> _PROBLEM STATEMENT_
Lift out each line of the data that holds "SBMN".

-- start of TASK MATERIAL --

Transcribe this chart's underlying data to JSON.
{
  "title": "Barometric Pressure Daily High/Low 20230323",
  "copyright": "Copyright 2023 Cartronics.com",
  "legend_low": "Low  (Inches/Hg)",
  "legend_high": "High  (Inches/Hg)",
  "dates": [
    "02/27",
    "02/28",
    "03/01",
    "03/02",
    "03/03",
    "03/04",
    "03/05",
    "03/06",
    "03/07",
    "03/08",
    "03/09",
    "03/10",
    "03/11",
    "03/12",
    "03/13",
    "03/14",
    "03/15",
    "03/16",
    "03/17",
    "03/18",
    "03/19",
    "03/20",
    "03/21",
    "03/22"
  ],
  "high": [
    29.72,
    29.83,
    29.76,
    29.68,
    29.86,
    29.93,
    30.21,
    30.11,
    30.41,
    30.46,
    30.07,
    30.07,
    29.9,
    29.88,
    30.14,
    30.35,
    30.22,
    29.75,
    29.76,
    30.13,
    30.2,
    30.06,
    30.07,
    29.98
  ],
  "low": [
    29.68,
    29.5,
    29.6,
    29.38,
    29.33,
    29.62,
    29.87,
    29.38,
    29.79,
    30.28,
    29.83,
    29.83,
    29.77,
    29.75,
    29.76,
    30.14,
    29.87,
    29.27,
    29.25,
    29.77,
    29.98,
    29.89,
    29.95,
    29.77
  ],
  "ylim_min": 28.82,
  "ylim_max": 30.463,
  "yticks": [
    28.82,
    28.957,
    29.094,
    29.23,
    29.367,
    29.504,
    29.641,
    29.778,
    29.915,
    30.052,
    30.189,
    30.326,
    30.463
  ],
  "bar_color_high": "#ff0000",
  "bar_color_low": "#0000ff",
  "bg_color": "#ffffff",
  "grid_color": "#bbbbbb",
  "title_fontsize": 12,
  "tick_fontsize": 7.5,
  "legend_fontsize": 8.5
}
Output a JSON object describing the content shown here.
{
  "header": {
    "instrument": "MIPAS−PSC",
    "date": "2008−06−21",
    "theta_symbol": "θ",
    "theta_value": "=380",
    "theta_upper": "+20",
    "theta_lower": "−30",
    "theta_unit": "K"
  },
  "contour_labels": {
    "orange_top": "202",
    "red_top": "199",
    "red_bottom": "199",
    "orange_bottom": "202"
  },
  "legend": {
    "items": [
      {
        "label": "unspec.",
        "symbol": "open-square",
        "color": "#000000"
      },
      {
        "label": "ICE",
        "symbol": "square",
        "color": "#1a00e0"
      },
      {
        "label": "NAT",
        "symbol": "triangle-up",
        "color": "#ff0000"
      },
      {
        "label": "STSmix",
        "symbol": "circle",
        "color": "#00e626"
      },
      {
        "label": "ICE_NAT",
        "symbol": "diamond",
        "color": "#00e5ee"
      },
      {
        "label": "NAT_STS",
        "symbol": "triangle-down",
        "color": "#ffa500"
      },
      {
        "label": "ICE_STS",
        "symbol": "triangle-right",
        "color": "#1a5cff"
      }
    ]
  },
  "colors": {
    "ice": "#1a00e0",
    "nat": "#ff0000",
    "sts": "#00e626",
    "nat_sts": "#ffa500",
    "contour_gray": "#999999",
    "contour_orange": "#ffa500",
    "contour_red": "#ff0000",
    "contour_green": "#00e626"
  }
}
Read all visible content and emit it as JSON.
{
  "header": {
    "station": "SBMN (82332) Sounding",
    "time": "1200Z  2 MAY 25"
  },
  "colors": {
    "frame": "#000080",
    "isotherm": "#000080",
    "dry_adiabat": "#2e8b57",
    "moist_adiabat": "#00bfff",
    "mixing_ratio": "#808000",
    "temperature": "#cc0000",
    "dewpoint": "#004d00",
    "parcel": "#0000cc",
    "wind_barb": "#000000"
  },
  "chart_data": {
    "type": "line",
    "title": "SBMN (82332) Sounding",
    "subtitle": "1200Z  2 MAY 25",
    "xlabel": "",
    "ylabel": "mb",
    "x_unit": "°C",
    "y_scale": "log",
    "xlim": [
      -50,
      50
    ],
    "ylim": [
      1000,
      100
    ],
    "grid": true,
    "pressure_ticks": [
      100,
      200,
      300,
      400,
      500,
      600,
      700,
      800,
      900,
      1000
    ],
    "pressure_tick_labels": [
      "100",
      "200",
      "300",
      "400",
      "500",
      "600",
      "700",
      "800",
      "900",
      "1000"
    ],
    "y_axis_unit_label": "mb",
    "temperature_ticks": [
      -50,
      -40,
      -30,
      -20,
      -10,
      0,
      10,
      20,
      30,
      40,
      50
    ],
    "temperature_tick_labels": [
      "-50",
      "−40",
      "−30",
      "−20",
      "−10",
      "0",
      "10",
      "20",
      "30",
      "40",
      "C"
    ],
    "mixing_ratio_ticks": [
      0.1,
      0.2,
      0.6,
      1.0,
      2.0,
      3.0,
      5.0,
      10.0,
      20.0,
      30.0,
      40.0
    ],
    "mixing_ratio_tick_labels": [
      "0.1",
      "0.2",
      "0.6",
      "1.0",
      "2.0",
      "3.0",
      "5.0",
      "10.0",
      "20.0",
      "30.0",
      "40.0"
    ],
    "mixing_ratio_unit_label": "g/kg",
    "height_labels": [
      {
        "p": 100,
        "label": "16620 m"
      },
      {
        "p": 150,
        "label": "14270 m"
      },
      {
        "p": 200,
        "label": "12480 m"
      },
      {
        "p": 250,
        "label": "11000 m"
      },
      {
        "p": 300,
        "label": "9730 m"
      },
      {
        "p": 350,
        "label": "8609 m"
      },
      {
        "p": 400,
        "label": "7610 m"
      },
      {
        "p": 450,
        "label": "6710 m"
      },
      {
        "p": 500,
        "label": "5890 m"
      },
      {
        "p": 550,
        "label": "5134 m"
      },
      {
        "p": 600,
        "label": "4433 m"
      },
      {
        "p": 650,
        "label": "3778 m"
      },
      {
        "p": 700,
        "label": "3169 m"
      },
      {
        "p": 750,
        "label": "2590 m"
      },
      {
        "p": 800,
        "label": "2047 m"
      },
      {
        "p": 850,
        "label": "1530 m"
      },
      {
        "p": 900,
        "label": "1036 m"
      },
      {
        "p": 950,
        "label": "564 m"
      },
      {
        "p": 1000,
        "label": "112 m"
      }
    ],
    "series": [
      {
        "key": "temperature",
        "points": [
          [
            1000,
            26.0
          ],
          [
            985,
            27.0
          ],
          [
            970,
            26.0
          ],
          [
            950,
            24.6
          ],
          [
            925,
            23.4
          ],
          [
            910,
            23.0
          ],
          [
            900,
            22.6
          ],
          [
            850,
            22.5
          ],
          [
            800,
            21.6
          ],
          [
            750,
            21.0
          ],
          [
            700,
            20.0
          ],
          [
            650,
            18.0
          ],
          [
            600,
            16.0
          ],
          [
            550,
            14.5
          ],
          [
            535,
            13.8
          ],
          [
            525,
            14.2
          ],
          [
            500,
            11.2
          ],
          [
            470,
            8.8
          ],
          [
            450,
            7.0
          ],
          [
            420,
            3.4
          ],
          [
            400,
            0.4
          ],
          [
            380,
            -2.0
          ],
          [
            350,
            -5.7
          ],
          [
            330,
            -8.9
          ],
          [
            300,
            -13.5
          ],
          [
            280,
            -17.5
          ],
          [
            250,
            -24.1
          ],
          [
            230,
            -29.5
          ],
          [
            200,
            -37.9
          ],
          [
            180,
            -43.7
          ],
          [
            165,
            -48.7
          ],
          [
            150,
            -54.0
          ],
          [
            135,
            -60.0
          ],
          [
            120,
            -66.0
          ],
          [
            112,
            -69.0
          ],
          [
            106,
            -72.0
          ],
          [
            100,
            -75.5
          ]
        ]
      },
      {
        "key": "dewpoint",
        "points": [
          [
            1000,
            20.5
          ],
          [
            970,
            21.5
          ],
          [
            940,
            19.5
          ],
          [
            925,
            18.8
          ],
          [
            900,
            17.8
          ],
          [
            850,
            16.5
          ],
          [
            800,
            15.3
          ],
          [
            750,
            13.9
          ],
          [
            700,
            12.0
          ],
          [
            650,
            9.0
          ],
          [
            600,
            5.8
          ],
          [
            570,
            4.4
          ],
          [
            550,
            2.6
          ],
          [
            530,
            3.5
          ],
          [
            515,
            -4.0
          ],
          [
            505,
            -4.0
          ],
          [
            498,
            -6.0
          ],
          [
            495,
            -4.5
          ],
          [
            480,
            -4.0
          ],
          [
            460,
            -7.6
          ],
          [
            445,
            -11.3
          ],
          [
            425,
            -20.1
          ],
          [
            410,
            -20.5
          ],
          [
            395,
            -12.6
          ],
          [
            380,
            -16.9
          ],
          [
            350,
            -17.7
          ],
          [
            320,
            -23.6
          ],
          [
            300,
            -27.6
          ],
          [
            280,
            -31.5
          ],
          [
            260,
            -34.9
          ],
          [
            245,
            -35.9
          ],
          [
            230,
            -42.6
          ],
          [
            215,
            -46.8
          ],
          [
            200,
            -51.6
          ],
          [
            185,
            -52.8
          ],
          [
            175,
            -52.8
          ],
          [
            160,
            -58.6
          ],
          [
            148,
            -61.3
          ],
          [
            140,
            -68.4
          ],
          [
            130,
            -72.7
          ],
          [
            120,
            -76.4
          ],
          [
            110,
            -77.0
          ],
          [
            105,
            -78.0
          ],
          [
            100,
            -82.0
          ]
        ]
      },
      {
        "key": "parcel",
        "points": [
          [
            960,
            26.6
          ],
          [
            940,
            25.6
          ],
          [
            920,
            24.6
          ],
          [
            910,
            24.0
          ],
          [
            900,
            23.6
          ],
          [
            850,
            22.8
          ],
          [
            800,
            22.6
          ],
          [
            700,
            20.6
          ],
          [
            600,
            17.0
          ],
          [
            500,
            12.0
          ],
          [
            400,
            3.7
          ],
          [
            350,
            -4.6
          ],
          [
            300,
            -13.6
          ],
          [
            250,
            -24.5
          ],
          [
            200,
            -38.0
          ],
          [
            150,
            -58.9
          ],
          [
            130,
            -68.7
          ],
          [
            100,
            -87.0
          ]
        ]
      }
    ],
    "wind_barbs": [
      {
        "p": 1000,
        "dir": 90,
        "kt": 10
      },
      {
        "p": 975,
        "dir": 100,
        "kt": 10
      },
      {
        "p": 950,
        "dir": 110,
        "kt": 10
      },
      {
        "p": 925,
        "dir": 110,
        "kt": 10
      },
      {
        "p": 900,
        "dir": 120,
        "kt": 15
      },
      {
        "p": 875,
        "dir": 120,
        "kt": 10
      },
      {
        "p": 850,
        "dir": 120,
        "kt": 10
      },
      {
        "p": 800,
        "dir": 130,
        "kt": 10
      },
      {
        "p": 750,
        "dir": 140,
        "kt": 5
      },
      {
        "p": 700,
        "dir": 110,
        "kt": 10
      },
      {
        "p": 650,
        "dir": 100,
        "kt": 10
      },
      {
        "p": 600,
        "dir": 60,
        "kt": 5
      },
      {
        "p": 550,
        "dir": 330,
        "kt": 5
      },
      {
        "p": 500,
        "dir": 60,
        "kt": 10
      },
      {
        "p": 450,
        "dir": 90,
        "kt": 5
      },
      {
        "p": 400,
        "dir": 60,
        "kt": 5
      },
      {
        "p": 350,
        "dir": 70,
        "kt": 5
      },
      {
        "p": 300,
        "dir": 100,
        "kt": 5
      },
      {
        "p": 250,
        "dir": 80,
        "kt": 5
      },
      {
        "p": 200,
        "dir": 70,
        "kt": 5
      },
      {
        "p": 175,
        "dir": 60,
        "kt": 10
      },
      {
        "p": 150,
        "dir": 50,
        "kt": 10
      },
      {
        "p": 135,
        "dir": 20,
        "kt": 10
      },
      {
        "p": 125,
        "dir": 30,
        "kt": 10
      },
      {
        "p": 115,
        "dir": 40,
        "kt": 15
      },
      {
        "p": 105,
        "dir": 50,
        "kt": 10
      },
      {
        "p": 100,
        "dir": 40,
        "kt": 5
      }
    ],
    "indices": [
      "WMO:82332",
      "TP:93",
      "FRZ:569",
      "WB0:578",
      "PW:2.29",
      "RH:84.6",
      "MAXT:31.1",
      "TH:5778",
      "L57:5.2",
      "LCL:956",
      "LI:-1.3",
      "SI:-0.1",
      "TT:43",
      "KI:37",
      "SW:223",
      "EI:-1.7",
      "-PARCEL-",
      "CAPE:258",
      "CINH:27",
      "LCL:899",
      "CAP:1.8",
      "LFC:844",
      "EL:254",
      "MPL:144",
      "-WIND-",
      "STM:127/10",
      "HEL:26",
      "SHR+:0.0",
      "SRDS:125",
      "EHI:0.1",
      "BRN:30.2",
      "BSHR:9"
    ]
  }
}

-- end of TASK MATERIAL --

> _WORKED ANSWER_
    "station": "SBMN (82332) Sounding",
    "title": "SBMN (82332) Sounding",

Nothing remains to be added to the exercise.